--- What to produce ---
Rewrite every line of the items below as a JSON list of strings, one string per line, skipping blank lines and leaving out the pictures.

--- Exercise input ---
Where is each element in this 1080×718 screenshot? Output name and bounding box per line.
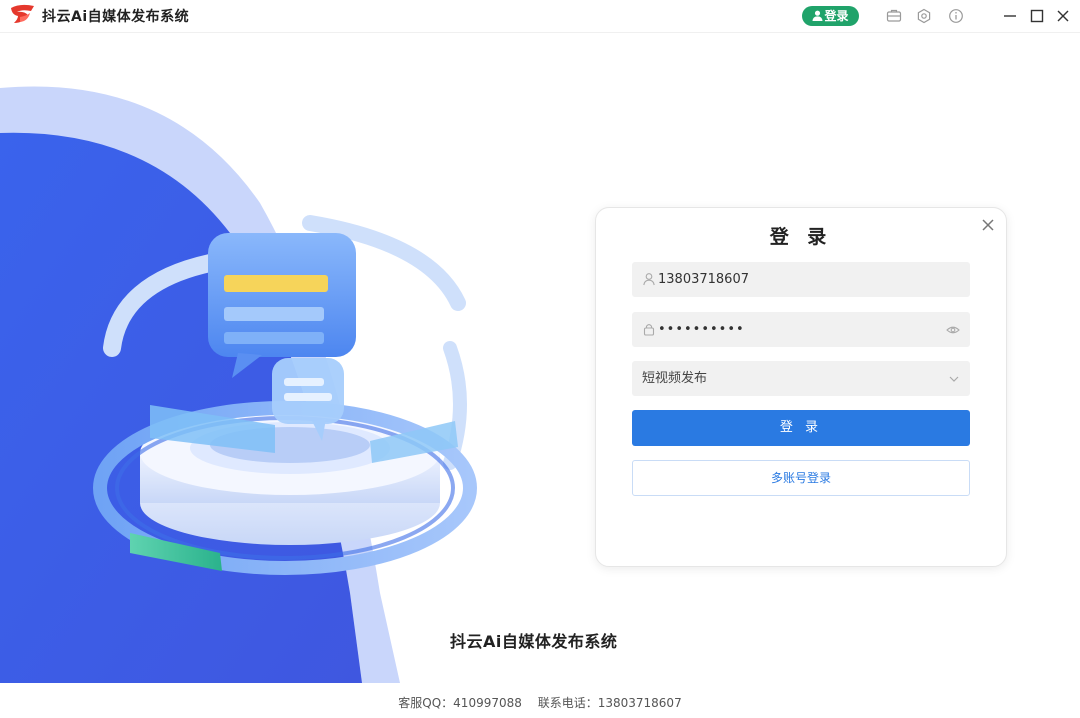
footer: 客服QQ：410997088 联系电话：13803718607 [0, 684, 1080, 718]
username-field[interactable] [632, 262, 970, 297]
username-input[interactable] [658, 262, 948, 297]
close-icon[interactable] [1053, 6, 1073, 26]
brand-logo-icon [11, 4, 34, 23]
chevron-down-icon [949, 376, 959, 382]
multi-account-login-button[interactable]: 多账号登录 [632, 460, 970, 496]
footer-qq: 客服QQ：410997088 [398, 696, 522, 710]
password-input[interactable] [658, 312, 948, 347]
lock-icon [643, 324, 655, 336]
footer-phone: 联系电话：13803718607 [537, 696, 682, 710]
login-card: 登 录 短视频发布 登 录 多账号登录 [595, 207, 1007, 567]
login-submit-button[interactable]: 登 录 [632, 410, 970, 446]
info-icon[interactable] [948, 8, 964, 24]
password-field[interactable] [632, 312, 970, 347]
hero-illustration [0, 86, 477, 683]
system-name-label: 抖云Ai自媒体发布系统 [450, 632, 618, 651]
user-icon [812, 10, 824, 21]
minimize-icon[interactable] [1000, 6, 1020, 26]
title-bar: 抖云Ai自媒体发布系统 登录 [0, 0, 1080, 33]
login-button-label: 登录 [824, 9, 849, 23]
maximize-icon[interactable] [1027, 6, 1047, 26]
app-title: 抖云Ai自媒体发布系统 [42, 9, 190, 25]
settings-gear-icon[interactable] [916, 8, 932, 24]
briefcase-icon[interactable] [886, 8, 902, 24]
login-button[interactable]: 登录 [802, 6, 859, 26]
user-icon [643, 273, 655, 286]
publish-mode-value: 短视频发布 [642, 371, 708, 386]
login-title: 登 录 [769, 226, 833, 248]
eye-icon[interactable] [946, 323, 960, 337]
publish-mode-select[interactable]: 短视频发布 [632, 361, 970, 396]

--- Task solution ---
[
  "Where is each element in this 1080×718 screenshot? Output name and bounding box per line.",
  "footer: 客服QQ：410997088 联系电话：13803718607 [0, 684, 1080, 718]",
  "username-field[interactable] [632, 262, 970, 297]",
  "username-input[interactable] [658, 262, 948, 297]",
  "close-icon[interactable] [1053, 6, 1073, 26]",
  "brand-logo-icon [11, 4, 34, 23]",
  "chevron-down-icon [949, 376, 959, 382]",
  "multi-account-login-button[interactable]: 多账号登录 [632, 460, 970, 496]",
  "footer-qq: 客服QQ：410997088 [398, 696, 522, 710]",
  "password-input[interactable] [658, 312, 948, 347]",
  "lock-icon [643, 324, 655, 336]",
  "footer-phone: 联系电话：13803718607 [537, 696, 682, 710]",
  "login-card: 登 录 短视频发布 登 录 多账号登录 [595, 207, 1007, 567]",
  "login-submit-button[interactable]: 登 录 [632, 410, 970, 446]",
  "info-icon[interactable] [948, 8, 964, 24]",
  "password-field[interactable] [632, 312, 970, 347]",
  "hero-illustration [0, 86, 477, 683]",
  "system-name-label: 抖云Ai自媒体发布系统 [450, 632, 618, 651]",
  "user-icon [812, 10, 824, 21]",
  "minimize-icon[interactable] [1000, 6, 1020, 26]",
  "title-bar: 抖云Ai自媒体发布系统 登录 [0, 0, 1080, 33]",
  "login-button-label: 登录 [824, 9, 849, 23]",
  "maximize-icon[interactable] [1027, 6, 1047, 26]",
  "app-title: 抖云Ai自媒体发布系统 [42, 9, 190, 25]",
  "settings-gear-icon[interactable] [916, 8, 932, 24]",
  "briefcase-icon[interactable] [886, 8, 902, 24]",
  "login-button[interactable]: 登录 [802, 6, 859, 26]",
  "user-icon [643, 273, 655, 286]",
  "publish-mode-value: 短视频发布 [642, 371, 708, 386]",
  "login-title: 登 录 [769, 226, 833, 248]",
  "eye-icon[interactable] [946, 323, 960, 337]",
  "publish-mode-select[interactable]: 短视频发布 [632, 361, 970, 396]"
]